### Data for the task ###
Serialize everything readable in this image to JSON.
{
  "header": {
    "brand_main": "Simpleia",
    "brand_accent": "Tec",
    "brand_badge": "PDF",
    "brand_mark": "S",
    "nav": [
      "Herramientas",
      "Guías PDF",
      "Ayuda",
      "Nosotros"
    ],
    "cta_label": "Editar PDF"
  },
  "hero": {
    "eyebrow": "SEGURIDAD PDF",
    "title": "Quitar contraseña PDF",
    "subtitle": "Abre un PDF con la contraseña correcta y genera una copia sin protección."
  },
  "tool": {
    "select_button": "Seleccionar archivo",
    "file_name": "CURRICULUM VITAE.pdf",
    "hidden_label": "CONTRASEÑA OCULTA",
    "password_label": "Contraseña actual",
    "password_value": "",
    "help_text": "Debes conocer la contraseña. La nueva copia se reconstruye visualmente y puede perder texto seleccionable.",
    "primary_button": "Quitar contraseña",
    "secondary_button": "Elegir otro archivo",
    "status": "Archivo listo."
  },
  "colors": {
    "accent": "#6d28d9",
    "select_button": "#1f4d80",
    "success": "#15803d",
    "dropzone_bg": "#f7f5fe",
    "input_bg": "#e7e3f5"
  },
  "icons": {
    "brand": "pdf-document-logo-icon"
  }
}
###
### Data for the task ###
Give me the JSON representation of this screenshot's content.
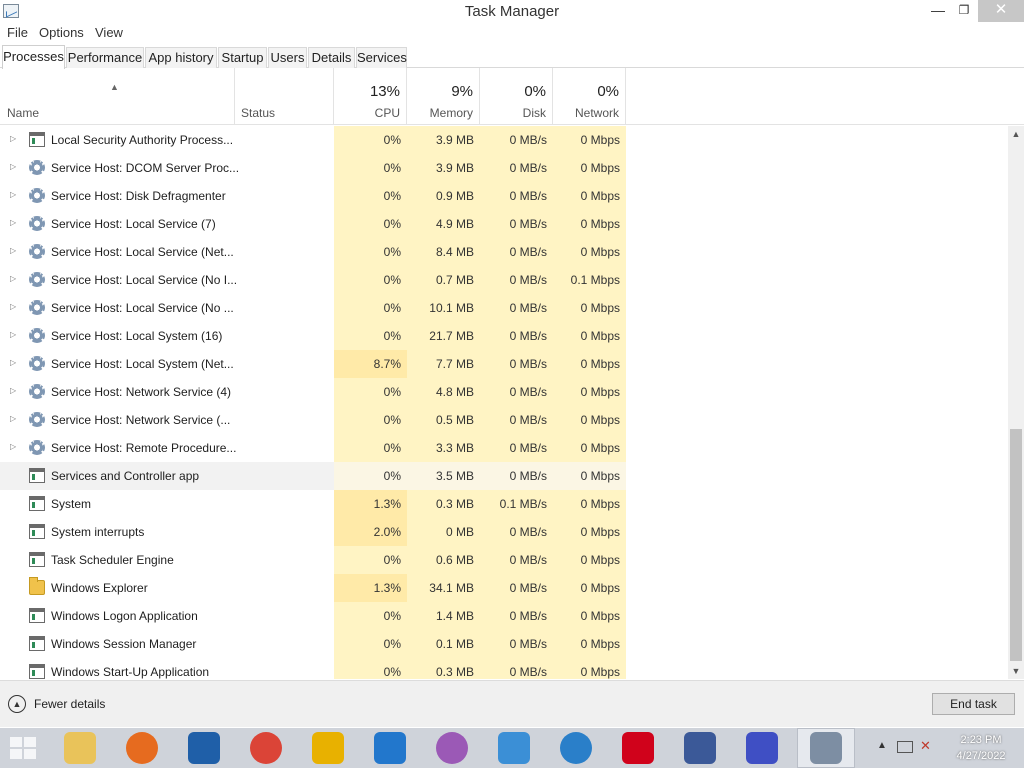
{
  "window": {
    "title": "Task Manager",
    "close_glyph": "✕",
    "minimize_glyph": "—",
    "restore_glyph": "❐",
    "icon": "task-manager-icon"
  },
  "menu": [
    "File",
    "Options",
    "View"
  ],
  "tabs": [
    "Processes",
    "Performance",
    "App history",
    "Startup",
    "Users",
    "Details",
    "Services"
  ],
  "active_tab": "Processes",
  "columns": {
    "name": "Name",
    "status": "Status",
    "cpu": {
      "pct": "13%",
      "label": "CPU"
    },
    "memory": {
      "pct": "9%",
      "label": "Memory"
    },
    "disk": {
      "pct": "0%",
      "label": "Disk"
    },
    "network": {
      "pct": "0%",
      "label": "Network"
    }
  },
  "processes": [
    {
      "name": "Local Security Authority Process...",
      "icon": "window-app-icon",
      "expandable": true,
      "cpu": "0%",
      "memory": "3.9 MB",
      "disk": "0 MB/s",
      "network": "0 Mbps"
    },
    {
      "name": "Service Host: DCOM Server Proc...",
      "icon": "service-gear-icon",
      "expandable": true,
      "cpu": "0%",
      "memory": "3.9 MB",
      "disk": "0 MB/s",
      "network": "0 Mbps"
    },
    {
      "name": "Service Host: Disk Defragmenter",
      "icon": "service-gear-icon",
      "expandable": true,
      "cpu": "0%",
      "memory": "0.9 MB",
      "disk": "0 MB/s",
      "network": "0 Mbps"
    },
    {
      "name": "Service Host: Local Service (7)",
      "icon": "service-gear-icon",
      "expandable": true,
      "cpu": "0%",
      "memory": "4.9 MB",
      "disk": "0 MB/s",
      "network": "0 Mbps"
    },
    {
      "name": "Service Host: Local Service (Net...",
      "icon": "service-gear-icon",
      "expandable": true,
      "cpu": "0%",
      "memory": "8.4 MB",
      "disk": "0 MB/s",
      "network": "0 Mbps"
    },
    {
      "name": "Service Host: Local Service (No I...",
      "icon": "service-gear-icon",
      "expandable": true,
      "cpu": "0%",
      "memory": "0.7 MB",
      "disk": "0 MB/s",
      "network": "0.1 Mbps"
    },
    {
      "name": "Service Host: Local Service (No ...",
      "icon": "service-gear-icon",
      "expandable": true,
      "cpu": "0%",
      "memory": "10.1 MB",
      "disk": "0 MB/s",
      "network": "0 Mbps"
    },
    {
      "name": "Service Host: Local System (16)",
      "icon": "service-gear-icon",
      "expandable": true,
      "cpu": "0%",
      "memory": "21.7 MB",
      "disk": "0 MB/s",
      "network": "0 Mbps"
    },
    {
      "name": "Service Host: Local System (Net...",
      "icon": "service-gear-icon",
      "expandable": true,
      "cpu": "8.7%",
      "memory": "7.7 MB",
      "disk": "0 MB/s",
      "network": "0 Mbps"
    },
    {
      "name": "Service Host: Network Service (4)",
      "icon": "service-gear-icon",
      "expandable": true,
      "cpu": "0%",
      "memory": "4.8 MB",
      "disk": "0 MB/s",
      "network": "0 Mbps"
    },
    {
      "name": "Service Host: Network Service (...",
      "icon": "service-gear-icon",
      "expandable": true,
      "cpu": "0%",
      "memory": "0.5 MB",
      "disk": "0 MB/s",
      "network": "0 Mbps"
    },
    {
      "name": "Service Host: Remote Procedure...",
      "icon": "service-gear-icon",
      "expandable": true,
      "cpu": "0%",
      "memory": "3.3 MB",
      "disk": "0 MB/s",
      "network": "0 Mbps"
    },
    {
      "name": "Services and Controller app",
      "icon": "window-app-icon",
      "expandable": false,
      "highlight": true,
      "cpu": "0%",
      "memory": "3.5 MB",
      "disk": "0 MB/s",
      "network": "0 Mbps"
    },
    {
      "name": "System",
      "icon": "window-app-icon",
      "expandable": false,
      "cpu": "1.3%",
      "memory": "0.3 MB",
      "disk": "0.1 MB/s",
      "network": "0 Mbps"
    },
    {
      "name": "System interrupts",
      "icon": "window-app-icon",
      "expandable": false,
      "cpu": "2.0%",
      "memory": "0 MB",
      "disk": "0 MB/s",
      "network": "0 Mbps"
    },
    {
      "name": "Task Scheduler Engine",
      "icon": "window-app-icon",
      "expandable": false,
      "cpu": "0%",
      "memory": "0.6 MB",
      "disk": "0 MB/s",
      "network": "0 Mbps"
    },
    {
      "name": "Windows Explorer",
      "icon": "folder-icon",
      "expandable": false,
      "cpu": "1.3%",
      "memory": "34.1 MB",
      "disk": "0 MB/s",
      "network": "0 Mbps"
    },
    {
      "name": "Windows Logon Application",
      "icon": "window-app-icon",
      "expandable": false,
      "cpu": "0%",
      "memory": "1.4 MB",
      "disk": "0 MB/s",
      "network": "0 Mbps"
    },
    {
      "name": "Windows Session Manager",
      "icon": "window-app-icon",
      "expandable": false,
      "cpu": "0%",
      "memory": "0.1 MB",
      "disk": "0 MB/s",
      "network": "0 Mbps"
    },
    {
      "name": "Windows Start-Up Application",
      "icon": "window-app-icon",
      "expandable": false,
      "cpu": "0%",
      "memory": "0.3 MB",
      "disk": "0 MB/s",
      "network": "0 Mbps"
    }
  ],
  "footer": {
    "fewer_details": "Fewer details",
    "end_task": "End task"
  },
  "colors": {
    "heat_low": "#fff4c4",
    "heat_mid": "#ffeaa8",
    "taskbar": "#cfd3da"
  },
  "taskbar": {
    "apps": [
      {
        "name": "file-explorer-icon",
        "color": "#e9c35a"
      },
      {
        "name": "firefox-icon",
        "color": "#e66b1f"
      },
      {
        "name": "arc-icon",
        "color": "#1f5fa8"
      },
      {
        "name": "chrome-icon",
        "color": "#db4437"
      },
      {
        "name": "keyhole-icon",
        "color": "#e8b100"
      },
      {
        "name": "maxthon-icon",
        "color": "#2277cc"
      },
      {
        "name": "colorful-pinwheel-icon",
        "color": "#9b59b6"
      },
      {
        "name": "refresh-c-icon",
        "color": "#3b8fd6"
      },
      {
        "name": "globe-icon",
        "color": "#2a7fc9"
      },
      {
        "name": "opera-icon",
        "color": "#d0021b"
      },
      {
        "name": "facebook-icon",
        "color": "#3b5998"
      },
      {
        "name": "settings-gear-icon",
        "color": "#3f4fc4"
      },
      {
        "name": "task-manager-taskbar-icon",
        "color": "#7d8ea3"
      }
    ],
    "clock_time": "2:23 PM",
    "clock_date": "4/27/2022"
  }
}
###
### Data for the task ###
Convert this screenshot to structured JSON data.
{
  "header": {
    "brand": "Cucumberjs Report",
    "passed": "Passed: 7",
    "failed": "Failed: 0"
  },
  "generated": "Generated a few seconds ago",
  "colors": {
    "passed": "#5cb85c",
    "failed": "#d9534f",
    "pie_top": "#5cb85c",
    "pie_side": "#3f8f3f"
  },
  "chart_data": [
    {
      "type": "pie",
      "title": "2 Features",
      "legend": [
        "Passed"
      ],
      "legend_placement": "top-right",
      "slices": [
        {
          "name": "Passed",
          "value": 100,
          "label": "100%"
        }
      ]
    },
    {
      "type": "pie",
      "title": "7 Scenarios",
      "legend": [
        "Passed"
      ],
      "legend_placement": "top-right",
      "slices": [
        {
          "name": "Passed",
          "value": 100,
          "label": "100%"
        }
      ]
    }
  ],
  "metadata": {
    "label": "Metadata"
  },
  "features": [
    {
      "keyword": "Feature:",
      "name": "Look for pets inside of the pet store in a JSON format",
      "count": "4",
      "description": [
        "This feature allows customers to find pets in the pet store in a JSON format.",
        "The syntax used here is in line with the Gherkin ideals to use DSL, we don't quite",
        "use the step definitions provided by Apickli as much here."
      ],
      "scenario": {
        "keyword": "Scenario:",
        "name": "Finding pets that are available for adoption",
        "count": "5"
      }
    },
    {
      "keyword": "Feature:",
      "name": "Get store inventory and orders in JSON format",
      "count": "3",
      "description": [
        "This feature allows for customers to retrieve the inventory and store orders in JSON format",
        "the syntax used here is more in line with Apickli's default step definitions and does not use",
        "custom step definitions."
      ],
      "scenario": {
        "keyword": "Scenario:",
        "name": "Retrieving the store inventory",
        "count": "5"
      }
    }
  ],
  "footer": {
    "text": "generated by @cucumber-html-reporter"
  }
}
###
• [Work to complete]:
Scan the data above and copy every line with "inventory" in it.

• [Reply]:
      "name": "Get store inventory and orders in JSON format",
        "This feature allows for customers to retrieve the inventory and store orders in JSON format",
        "name": "Retrieving the store inventory",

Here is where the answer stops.